-- AIM OF THE TASK --
Write out the whole listing word for word.

-- TASK INPUT --
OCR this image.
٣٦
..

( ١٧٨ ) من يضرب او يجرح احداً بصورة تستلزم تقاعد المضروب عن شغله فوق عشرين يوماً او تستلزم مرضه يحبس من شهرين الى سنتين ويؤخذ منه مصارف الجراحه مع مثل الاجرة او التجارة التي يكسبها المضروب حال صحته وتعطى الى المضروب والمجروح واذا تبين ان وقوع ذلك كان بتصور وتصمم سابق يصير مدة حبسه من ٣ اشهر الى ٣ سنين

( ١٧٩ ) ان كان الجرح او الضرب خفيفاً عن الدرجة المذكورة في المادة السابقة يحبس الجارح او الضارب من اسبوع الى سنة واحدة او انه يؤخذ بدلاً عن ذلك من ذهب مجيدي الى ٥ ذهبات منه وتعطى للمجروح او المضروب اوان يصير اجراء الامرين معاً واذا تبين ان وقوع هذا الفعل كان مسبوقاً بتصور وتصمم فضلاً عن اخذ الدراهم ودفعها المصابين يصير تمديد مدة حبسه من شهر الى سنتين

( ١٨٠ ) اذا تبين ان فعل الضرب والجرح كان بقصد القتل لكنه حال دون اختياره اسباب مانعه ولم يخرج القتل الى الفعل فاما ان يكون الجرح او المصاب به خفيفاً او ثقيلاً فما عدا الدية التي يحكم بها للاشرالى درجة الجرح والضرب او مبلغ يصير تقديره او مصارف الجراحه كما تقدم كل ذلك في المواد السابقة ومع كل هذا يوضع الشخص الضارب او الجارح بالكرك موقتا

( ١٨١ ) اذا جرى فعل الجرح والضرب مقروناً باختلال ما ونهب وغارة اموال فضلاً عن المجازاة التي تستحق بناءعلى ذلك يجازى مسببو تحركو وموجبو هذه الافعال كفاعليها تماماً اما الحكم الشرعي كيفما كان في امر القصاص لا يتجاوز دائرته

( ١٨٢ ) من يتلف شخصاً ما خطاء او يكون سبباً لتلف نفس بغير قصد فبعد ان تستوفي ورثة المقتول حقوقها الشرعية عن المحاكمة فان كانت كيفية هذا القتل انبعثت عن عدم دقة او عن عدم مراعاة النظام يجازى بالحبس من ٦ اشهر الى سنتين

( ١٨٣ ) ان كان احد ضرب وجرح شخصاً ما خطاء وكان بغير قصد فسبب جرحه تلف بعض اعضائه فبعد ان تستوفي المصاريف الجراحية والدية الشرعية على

-- FINISHED EXERCISE --
OCR this image.
٣٦
..

( ١٧٨ ) من يضرب او يجرح احداً بصورة تستلزم تقاعد المضروب عن شغله فوق عشرين يوماً او تستلزم مرضه يحبس من شهرين الى سنتين ويؤخذ منه مصارف الجراحه مع مثل الاجرة او التجارة التي يكسبها المضروب حال صحته وتعطى الى المضروب والمجروح واذا تبين ان وقوع ذلك كان بتصور وتصمم سابق يصير مدة حبسه من ٣ اشهر الى ٣ سنين

( ١٧٩ ) ان كان الجرح او الضرب خفيفاً عن الدرجة المذكورة في المادة السابقة يحبس الجارح او الضارب من اسبوع الى سنة واحدة او انه يؤخذ بدلاً عن ذلك من ذهب مجيدي الى ٥ ذهبات منه وتعطى للمجروح او المضروب اوان يصير اجراء الامرين معاً واذا تبين ان وقوع هذا الفعل كان مسبوقاً بتصور وتصمم فضلاً عن اخذ الدراهم ودفعها المصابين يصير تمديد مدة حبسه من شهر الى سنتين

( ١٨٠ ) اذا تبين ان فعل الضرب والجرح كان بقصد القتل لكنه حال دون اختياره اسباب مانعه ولم يخرج القتل الى الفعل فاما ان يكون الجرح او المصاب به خفيفاً او ثقيلاً فما عدا الدية التي يحكم بها للاشرالى درجة الجرح والضرب او مبلغ يصير تقديره او مصارف الجراحه كما تقدم كل ذلك في المواد السابقة ومع كل هذا يوضع الشخص الضارب او الجارح بالكرك موقتا

( ١٨١ ) اذا جرى فعل الجرح والضرب مقروناً باختلال ما ونهب وغارة اموال فضلاً عن المجازاة التي تستحق بناءعلى ذلك يجازى مسببو تحركو وموجبو هذه الافعال كفاعليها تماماً اما الحكم الشرعي كيفما كان في امر القصاص لا يتجاوز دائرته

( ١٨٢ ) من يتلف شخصاً ما خطاء او يكون سبباً لتلف نفس بغير قصد فبعد ان تستوفي ورثة المقتول حقوقها الشرعية عن المحاكمة فان كانت كيفية هذا القتل انبعثت عن عدم دقة او عن عدم مراعاة النظام يجازى بالحبس من ٦ اشهر الى سنتين

( ١٨٣ ) ان كان احد ضرب وجرح شخصاً ما خطاء وكان بغير قصد فسبب جرحه تلف بعض اعضائه فبعد ان تستوفي المصاريف الجراحية والدية الشرعية على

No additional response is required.